Goal | Search the data for the word "Vinkóczi". Reproduce every line where it is found.

------------

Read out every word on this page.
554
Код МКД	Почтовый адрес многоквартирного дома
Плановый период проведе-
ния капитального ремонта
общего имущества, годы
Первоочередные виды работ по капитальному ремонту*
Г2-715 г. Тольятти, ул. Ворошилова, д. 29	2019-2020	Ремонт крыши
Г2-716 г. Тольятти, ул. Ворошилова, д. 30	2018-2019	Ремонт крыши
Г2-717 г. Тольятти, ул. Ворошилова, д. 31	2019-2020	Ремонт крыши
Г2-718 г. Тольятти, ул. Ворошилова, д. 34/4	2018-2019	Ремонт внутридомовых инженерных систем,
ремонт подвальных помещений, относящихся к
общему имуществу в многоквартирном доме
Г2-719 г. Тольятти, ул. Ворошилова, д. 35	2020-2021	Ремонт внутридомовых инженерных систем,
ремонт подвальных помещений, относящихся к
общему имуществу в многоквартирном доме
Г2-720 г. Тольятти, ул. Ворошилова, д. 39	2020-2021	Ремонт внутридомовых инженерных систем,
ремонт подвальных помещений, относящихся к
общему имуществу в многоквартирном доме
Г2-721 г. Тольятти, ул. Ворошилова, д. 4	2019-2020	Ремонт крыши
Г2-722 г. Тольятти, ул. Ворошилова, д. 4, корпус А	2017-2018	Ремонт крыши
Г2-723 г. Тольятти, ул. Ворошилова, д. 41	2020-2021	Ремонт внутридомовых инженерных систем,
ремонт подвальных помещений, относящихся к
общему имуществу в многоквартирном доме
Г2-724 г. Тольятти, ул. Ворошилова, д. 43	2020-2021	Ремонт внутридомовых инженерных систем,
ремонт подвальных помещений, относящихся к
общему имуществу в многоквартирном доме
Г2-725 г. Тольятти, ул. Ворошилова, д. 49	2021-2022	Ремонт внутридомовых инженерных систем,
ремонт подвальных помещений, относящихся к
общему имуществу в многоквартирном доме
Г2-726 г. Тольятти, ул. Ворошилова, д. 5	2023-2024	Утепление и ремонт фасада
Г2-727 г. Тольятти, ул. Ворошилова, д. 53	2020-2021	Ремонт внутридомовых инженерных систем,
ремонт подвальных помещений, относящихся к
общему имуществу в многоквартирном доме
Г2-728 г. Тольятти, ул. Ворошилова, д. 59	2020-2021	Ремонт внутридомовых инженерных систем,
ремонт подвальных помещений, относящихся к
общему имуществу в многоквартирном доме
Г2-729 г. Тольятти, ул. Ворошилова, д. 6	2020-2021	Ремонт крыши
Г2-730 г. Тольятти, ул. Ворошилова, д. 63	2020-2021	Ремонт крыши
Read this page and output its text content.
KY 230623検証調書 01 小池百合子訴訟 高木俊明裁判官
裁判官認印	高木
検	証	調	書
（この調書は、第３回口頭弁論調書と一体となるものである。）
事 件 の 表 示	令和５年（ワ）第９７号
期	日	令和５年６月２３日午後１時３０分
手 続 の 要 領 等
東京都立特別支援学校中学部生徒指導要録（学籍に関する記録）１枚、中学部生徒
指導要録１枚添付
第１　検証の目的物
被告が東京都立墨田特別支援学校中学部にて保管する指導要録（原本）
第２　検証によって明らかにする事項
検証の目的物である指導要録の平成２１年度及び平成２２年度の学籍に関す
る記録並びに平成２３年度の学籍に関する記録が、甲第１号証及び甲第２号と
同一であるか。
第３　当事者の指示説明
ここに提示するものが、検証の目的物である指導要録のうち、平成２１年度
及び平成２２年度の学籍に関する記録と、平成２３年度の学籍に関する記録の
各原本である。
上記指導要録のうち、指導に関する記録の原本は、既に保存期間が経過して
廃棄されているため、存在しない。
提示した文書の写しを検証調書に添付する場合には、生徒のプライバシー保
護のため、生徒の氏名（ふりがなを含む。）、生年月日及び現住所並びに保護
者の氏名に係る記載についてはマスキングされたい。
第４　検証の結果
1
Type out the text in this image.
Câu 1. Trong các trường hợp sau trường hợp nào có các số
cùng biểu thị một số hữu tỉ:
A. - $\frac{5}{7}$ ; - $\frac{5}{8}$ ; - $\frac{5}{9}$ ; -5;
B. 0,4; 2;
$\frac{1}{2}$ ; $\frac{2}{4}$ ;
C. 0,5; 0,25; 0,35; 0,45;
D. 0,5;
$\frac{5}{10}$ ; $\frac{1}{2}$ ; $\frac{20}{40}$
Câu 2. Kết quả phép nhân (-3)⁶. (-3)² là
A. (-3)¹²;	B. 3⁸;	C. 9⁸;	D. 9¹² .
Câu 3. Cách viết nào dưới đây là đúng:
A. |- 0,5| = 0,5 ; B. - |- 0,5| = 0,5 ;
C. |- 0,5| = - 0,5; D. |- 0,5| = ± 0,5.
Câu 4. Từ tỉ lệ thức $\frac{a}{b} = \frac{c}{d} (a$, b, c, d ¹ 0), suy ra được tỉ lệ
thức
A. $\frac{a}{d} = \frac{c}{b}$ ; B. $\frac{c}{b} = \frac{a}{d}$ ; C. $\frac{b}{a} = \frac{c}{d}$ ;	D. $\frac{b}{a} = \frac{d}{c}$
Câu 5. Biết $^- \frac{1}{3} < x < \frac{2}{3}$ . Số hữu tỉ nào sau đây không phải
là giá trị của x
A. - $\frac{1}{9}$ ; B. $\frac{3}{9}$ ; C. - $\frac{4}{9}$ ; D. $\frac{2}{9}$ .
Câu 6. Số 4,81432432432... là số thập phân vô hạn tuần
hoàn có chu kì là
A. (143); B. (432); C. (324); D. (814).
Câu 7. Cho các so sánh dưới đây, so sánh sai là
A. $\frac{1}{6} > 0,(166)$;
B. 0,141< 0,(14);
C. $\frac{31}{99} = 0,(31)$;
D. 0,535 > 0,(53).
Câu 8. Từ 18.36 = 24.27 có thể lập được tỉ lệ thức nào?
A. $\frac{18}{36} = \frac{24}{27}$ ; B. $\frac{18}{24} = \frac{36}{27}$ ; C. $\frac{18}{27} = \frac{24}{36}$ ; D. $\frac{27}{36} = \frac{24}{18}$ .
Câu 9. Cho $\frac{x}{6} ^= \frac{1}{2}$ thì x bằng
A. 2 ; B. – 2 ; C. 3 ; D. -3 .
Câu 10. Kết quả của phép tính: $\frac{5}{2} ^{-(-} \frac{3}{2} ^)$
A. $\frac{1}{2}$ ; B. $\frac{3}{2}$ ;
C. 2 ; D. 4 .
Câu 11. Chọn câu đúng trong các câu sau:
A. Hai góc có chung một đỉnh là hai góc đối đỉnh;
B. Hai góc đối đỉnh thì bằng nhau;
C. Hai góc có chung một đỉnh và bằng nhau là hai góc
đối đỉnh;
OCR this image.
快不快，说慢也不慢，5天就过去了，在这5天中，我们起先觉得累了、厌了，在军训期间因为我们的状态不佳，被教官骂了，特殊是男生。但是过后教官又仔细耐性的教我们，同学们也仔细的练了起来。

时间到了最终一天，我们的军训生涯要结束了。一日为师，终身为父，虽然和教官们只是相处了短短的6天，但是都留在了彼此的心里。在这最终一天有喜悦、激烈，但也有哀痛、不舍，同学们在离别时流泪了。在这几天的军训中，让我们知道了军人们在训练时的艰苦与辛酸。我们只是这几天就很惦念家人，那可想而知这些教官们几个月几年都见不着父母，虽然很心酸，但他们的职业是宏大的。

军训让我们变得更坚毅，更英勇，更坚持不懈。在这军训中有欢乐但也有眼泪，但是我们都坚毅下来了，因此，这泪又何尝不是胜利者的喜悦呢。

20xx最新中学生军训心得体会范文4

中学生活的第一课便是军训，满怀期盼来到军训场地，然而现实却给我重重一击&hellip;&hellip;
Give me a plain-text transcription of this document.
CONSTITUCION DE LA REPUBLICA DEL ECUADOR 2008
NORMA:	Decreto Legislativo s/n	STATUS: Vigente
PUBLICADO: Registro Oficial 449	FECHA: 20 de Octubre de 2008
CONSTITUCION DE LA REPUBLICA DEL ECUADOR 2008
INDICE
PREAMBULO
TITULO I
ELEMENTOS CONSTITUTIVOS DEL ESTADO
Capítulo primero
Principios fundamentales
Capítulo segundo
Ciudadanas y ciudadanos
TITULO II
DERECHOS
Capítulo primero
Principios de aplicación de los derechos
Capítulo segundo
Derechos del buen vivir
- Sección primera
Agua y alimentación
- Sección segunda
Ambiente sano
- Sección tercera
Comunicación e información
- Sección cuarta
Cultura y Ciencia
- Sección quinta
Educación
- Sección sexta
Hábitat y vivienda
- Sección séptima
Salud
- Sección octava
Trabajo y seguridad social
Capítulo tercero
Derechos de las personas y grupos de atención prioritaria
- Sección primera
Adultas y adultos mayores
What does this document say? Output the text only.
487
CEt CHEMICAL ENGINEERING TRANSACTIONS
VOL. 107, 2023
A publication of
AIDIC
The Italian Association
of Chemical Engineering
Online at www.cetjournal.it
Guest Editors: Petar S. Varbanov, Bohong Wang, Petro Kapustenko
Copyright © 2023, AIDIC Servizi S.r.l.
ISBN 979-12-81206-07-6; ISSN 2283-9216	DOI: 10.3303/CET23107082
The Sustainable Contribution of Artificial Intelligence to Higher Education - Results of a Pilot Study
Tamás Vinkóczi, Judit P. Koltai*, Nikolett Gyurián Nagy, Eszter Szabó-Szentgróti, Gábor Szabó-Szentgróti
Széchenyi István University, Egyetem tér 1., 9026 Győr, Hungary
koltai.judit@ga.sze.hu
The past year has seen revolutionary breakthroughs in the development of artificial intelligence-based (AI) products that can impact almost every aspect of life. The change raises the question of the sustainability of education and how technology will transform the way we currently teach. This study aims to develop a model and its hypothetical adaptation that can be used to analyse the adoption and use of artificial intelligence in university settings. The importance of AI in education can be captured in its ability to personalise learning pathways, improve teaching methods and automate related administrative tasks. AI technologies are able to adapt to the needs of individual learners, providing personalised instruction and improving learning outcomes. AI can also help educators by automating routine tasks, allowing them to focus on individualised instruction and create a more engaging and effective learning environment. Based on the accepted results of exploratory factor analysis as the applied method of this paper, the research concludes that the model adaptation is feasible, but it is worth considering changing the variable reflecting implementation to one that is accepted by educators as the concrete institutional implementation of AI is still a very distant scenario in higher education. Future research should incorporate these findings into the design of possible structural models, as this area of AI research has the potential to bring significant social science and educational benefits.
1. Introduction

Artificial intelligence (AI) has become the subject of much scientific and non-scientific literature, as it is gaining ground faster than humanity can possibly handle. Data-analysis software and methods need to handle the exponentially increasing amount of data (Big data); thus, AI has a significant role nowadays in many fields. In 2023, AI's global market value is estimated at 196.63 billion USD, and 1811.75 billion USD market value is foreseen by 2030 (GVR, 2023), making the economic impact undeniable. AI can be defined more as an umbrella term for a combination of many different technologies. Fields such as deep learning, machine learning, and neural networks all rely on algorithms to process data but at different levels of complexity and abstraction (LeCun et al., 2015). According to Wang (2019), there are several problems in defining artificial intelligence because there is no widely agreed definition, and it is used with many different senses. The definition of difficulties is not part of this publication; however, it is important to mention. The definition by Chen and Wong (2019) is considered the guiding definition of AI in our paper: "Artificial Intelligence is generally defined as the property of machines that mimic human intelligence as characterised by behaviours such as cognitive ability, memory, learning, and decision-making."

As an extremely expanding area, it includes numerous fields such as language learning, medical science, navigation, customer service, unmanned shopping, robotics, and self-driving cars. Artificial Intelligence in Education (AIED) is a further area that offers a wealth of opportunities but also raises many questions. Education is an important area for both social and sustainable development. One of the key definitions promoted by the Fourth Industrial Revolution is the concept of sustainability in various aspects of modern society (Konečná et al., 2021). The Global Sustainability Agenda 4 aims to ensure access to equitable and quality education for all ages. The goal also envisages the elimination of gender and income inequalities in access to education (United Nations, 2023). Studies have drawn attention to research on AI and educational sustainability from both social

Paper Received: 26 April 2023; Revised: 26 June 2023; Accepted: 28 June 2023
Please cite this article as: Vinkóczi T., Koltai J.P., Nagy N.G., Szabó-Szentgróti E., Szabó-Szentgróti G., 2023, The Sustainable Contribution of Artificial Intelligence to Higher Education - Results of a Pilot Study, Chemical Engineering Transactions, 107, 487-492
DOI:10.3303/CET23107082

------------

Solution to this exercise |
Tamás Vinkóczi, Judit P. Koltai*, Nikolett Gyurián Nagy, Eszter Szabó-Szentgróti, Gábor Szabó-Szentgróti
Please cite this article as: Vinkóczi T., Koltai J.P., Nagy N.G., Szabó-Szentgróti E., Szabó-Szentgróti G., 2023, The Sustainable Contribution of Artificial Intelligence to Higher Education - Results of a Pilot Study, Chemical Engineering Transactions, 107, 487-492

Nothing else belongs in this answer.